++++ Raw records ++++
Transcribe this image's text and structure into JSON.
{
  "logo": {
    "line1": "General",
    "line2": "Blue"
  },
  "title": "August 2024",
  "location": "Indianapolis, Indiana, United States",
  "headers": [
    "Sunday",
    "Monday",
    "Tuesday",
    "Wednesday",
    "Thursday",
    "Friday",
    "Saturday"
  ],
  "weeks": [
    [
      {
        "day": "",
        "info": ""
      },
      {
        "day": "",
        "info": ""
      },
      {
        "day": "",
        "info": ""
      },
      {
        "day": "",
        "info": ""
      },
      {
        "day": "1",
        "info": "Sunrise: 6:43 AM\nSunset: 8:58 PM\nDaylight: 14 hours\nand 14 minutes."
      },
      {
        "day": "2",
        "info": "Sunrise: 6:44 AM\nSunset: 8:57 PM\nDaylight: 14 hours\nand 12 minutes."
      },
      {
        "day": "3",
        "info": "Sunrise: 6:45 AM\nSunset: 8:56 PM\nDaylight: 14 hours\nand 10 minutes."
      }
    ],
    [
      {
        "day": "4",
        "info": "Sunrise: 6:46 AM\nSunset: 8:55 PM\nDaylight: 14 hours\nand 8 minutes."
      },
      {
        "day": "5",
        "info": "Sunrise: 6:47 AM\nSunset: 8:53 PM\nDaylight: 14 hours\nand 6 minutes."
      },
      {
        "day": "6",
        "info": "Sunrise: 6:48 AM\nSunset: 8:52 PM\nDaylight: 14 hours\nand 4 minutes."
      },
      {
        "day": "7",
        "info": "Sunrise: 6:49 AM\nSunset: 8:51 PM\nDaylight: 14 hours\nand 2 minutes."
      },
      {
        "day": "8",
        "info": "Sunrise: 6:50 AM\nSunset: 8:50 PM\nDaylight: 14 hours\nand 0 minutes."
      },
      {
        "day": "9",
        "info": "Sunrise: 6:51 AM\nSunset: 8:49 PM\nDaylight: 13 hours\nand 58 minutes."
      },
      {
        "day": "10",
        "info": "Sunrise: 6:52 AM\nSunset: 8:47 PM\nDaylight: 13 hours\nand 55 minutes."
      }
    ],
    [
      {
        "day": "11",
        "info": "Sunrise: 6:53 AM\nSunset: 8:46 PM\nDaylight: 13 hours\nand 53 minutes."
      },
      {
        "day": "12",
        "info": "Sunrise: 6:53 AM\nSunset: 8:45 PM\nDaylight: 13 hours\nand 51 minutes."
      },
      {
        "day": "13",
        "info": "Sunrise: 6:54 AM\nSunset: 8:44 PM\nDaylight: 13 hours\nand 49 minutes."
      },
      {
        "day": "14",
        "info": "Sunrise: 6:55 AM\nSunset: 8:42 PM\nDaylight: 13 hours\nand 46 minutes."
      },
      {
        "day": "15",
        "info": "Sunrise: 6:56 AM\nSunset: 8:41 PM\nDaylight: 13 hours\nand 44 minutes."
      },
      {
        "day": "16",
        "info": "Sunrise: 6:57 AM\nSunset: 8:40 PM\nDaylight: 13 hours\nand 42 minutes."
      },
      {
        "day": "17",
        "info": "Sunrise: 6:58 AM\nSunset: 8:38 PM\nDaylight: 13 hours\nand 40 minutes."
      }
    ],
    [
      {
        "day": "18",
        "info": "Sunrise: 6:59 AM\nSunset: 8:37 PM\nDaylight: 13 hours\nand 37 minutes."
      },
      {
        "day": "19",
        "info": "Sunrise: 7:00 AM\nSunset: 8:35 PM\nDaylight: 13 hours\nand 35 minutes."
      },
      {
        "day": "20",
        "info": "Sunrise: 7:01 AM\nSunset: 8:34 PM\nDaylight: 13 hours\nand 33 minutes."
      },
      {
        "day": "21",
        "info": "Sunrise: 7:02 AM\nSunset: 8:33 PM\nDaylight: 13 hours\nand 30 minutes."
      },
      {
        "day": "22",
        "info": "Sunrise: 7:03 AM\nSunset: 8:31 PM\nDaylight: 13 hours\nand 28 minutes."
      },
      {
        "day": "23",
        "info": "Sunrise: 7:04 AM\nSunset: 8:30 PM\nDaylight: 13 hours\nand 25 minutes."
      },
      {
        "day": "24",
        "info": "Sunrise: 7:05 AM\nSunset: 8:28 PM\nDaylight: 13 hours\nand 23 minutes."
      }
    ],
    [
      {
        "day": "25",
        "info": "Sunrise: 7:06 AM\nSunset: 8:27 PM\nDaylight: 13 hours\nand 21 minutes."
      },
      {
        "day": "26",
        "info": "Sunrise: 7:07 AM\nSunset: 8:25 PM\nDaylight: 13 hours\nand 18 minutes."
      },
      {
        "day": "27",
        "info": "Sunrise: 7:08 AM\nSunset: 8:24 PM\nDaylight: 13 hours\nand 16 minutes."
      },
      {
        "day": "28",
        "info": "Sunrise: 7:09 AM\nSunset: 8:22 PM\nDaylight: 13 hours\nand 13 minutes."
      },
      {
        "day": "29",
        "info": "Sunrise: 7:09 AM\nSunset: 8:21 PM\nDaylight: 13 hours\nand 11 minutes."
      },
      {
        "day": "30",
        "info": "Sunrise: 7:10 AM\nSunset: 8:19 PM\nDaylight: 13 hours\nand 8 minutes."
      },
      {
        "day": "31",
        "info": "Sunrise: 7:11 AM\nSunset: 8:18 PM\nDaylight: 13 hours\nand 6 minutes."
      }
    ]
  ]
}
++++
++++ Raw records ++++
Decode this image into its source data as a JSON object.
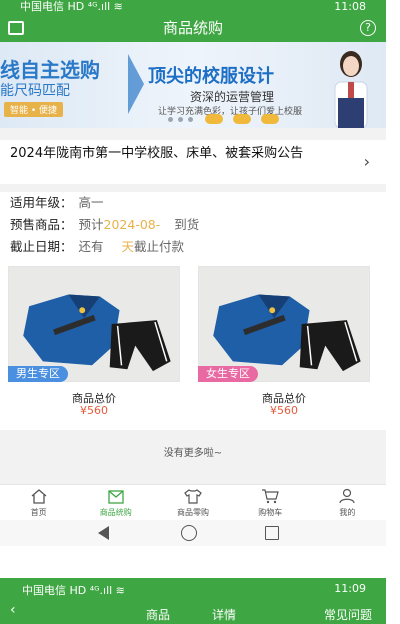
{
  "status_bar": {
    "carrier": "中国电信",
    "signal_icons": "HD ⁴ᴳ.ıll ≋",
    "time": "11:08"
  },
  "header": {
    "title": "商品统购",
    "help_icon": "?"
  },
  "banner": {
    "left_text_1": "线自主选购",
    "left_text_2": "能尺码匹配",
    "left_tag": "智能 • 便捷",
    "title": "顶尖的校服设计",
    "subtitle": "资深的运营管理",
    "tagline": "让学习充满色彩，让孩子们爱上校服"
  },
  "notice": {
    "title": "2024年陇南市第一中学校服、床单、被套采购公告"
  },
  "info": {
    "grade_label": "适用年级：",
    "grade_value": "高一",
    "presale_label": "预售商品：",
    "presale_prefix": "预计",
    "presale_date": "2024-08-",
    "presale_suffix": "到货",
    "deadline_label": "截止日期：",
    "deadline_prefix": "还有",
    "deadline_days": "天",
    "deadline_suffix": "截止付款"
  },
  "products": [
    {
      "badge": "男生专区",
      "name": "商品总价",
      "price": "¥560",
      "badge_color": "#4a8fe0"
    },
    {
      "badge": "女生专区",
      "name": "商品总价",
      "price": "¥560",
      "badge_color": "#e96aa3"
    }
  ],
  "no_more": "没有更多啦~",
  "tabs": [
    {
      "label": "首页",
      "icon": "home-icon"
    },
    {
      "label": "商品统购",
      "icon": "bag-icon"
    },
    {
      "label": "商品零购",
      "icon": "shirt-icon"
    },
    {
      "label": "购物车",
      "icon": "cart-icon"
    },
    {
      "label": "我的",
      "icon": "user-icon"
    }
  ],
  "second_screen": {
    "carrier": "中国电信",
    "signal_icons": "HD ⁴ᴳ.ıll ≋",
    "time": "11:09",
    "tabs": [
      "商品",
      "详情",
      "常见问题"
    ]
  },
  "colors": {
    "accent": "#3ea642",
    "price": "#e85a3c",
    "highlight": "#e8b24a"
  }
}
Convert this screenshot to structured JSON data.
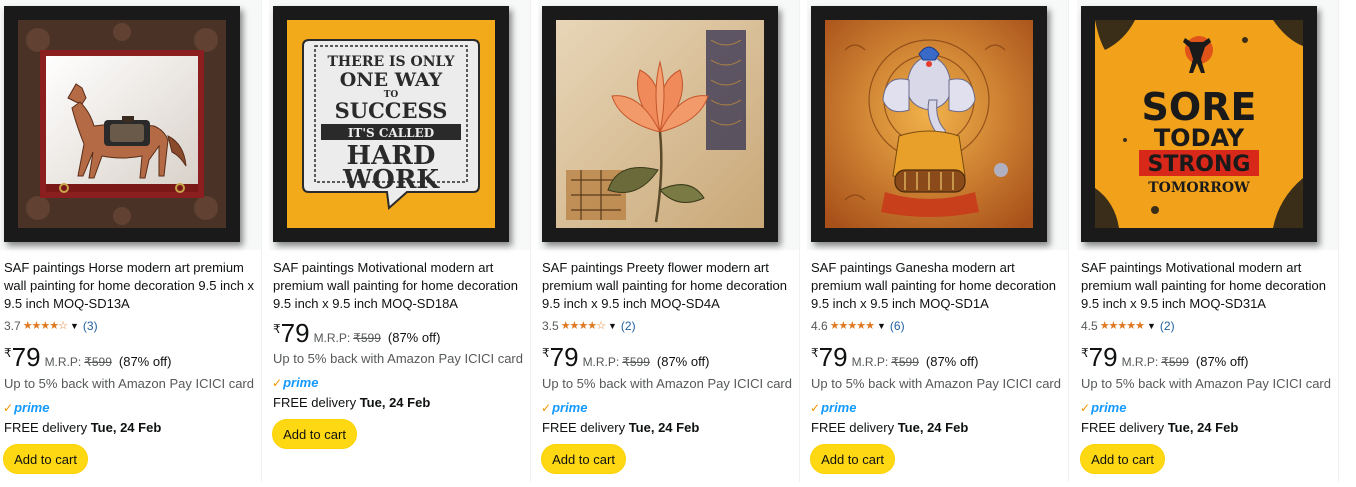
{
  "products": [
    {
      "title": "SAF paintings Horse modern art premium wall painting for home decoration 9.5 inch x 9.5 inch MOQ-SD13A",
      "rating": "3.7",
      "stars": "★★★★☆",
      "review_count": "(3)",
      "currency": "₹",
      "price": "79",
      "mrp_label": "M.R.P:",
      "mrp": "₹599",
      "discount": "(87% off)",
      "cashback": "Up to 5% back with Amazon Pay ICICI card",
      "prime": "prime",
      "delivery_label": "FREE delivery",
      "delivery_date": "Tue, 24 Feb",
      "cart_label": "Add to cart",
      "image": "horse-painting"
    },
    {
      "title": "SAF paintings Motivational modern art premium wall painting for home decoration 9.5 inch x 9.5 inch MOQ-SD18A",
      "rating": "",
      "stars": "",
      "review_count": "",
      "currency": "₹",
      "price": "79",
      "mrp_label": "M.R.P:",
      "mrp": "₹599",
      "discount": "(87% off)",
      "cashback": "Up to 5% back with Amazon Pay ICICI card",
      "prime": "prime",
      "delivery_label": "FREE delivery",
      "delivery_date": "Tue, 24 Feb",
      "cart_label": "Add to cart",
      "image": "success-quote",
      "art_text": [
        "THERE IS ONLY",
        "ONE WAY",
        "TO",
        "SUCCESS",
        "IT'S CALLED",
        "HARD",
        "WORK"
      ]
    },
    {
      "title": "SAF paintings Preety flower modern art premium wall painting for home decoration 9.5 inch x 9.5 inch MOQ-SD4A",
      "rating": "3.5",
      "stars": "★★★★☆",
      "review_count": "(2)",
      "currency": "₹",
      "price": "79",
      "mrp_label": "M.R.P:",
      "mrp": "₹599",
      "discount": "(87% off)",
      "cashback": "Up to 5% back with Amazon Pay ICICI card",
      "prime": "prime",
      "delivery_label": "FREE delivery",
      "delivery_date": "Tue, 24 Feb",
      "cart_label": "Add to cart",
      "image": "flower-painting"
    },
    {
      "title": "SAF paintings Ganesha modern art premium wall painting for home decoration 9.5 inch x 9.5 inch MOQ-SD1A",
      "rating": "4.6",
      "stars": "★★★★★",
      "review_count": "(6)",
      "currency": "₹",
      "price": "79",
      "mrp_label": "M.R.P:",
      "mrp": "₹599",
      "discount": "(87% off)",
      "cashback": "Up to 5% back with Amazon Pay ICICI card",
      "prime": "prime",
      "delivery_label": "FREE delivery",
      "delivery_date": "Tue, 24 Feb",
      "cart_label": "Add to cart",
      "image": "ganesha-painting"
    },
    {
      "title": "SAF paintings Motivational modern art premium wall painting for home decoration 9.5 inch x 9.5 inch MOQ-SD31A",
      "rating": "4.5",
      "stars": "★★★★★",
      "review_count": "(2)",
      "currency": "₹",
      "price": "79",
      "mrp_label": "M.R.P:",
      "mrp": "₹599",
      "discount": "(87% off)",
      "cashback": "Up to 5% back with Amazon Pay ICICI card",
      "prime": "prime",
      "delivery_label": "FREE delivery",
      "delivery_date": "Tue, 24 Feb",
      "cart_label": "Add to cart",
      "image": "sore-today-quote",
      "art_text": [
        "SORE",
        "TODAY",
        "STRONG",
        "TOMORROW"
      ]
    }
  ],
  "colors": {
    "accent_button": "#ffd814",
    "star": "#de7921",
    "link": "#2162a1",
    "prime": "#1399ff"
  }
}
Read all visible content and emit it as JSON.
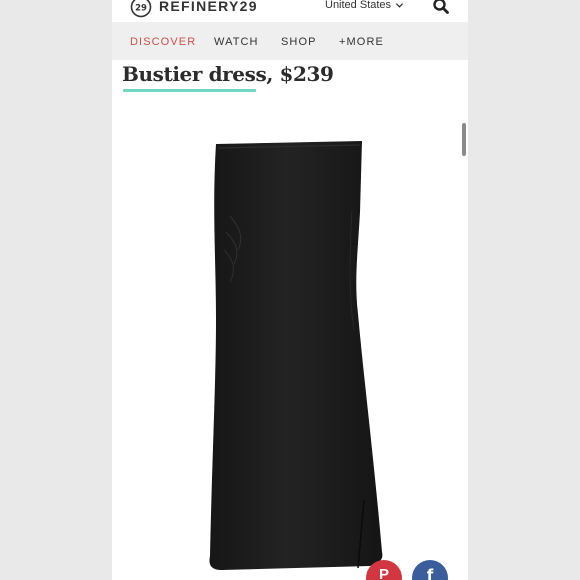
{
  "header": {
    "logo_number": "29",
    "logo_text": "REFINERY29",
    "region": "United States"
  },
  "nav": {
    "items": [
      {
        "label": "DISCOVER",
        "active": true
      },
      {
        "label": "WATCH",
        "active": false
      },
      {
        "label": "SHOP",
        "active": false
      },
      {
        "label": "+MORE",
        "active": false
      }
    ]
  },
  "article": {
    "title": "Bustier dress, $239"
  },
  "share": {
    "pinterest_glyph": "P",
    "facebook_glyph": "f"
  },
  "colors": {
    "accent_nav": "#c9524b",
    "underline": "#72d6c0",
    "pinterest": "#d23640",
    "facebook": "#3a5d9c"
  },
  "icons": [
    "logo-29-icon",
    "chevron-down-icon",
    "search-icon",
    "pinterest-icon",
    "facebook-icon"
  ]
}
++++
● **Goal**: Report only how many lines in the records contain the word "data".

● **Full response**: 2